### Items from a dataset
- - - - - - -
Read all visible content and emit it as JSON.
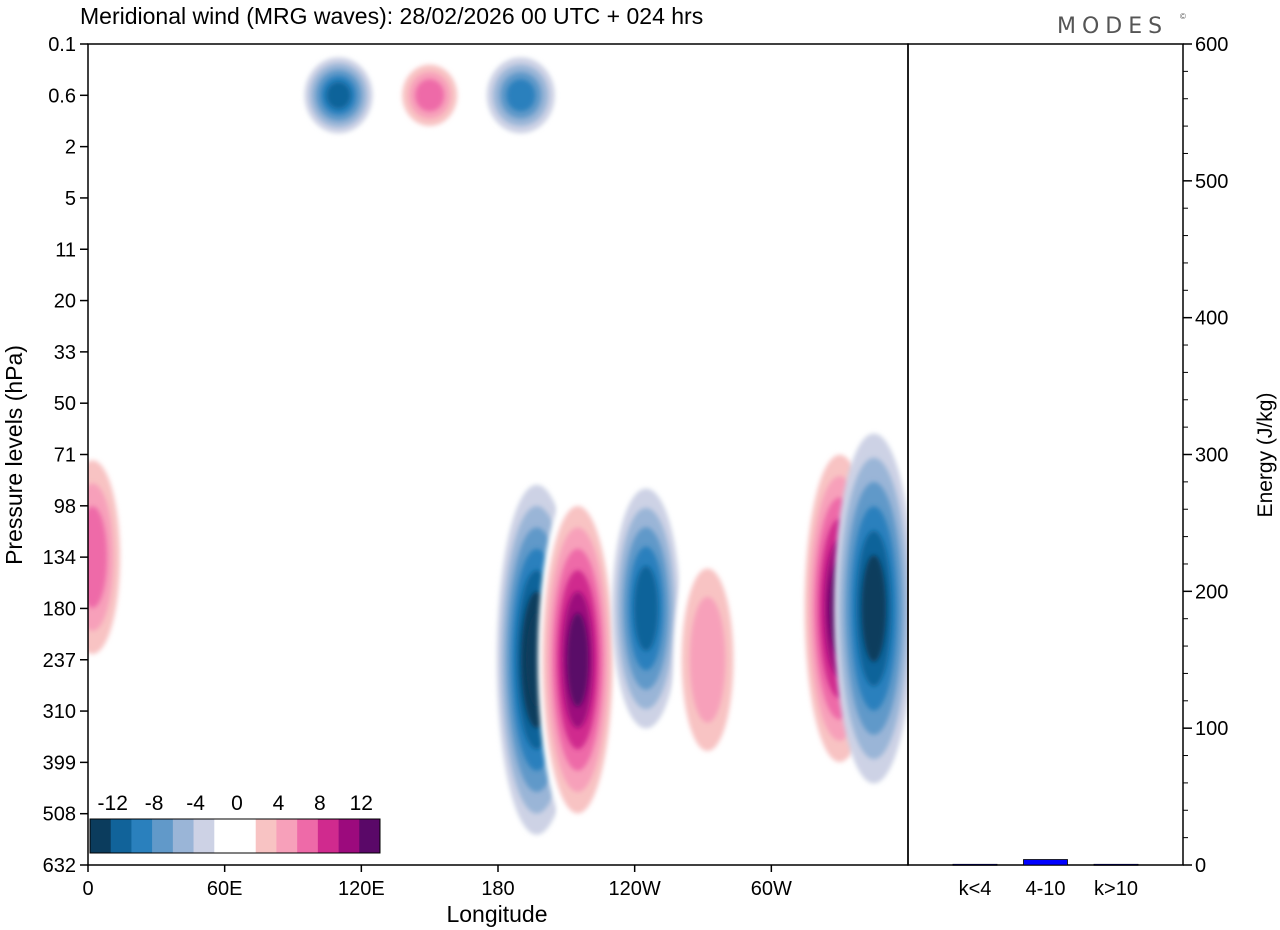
{
  "chart_data": [
    {
      "type": "heatmap",
      "title": "Meridional wind (MRG waves):  28/02/2026  00 UTC  + 024 hrs",
      "brand": "MODES",
      "brand_mark": "©",
      "xlabel": "Longitude",
      "ylabel": "Pressure levels (hPa)",
      "x_ticks": [
        "0",
        "60E",
        "120E",
        "180",
        "120W",
        "60W"
      ],
      "y_ticks": [
        "0.1",
        "0.6",
        "2",
        "5",
        "11",
        "20",
        "33",
        "50",
        "71",
        "98",
        "134",
        "180",
        "237",
        "310",
        "399",
        "508",
        "632"
      ],
      "colorbar": {
        "labels": [
          "-12",
          "-8",
          "-4",
          "0",
          "4",
          "8",
          "12"
        ],
        "levels": [
          -14,
          -12,
          -10,
          -8,
          -6,
          -4,
          -2,
          2,
          4,
          6,
          8,
          10,
          12,
          14
        ],
        "colors": [
          "#0b3c5d",
          "#11639a",
          "#2a80bd",
          "#6199c9",
          "#9ab5d7",
          "#cdd2e5",
          "#ffffff",
          "#ffffff",
          "#f8c3c3",
          "#f7a0ba",
          "#ee6aa8",
          "#d02a8e",
          "#9c0a7d",
          "#5a0868"
        ]
      },
      "features": [
        {
          "lon": 197,
          "level": "237",
          "value": -15
        },
        {
          "lon": 215,
          "level": "237",
          "value": 15
        },
        {
          "lon": 245,
          "level": "180",
          "value": -11
        },
        {
          "lon": 272,
          "level": "237",
          "value": 7
        },
        {
          "lon": 330,
          "level": "180",
          "value": 15
        },
        {
          "lon": 345,
          "level": "180",
          "value": -13
        },
        {
          "lon": 2,
          "level": "134",
          "value": 9
        },
        {
          "lon": 110,
          "level": "0.6",
          "value": -11
        },
        {
          "lon": 190,
          "level": "0.6",
          "value": -9
        },
        {
          "lon": 150,
          "level": "0.6",
          "value": 9
        }
      ]
    },
    {
      "type": "bar",
      "ylabel": "Energy (J/kg)",
      "ylim": [
        0,
        600
      ],
      "y_ticks": [
        "0",
        "100",
        "200",
        "300",
        "400",
        "500",
        "600"
      ],
      "categories": [
        "k<4",
        "4-10",
        "k>10"
      ],
      "values": [
        0.5,
        4,
        0.5
      ],
      "bar_color": "#0000ff"
    }
  ]
}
- - - - - - -
### WHAT NEEDS TO BE DONE
Give every line back word for word and leave the pictures out.

### FULL OUTPUT
Read all visible content and emit it as JSON.
{
  "chart_data": [
    {
      "type": "heatmap",
      "title": "Meridional wind (MRG waves):  28/02/2026  00 UTC  + 024 hrs",
      "brand": "MODES",
      "brand_mark": "©",
      "xlabel": "Longitude",
      "ylabel": "Pressure levels (hPa)",
      "x_ticks": [
        "0",
        "60E",
        "120E",
        "180",
        "120W",
        "60W"
      ],
      "y_ticks": [
        "0.1",
        "0.6",
        "2",
        "5",
        "11",
        "20",
        "33",
        "50",
        "71",
        "98",
        "134",
        "180",
        "237",
        "310",
        "399",
        "508",
        "632"
      ],
      "colorbar": {
        "labels": [
          "-12",
          "-8",
          "-4",
          "0",
          "4",
          "8",
          "12"
        ],
        "levels": [
          -14,
          -12,
          -10,
          -8,
          -6,
          -4,
          -2,
          2,
          4,
          6,
          8,
          10,
          12,
          14
        ],
        "colors": [
          "#0b3c5d",
          "#11639a",
          "#2a80bd",
          "#6199c9",
          "#9ab5d7",
          "#cdd2e5",
          "#ffffff",
          "#ffffff",
          "#f8c3c3",
          "#f7a0ba",
          "#ee6aa8",
          "#d02a8e",
          "#9c0a7d",
          "#5a0868"
        ]
      },
      "features": [
        {
          "lon": 197,
          "level": "237",
          "value": -15
        },
        {
          "lon": 215,
          "level": "237",
          "value": 15
        },
        {
          "lon": 245,
          "level": "180",
          "value": -11
        },
        {
          "lon": 272,
          "level": "237",
          "value": 7
        },
        {
          "lon": 330,
          "level": "180",
          "value": 15
        },
        {
          "lon": 345,
          "level": "180",
          "value": -13
        },
        {
          "lon": 2,
          "level": "134",
          "value": 9
        },
        {
          "lon": 110,
          "level": "0.6",
          "value": -11
        },
        {
          "lon": 190,
          "level": "0.6",
          "value": -9
        },
        {
          "lon": 150,
          "level": "0.6",
          "value": 9
        }
      ]
    },
    {
      "type": "bar",
      "ylabel": "Energy (J/kg)",
      "ylim": [
        0,
        600
      ],
      "y_ticks": [
        "0",
        "100",
        "200",
        "300",
        "400",
        "500",
        "600"
      ],
      "categories": [
        "k<4",
        "4-10",
        "k>10"
      ],
      "values": [
        0.5,
        4,
        0.5
      ],
      "bar_color": "#0000ff"
    }
  ]
}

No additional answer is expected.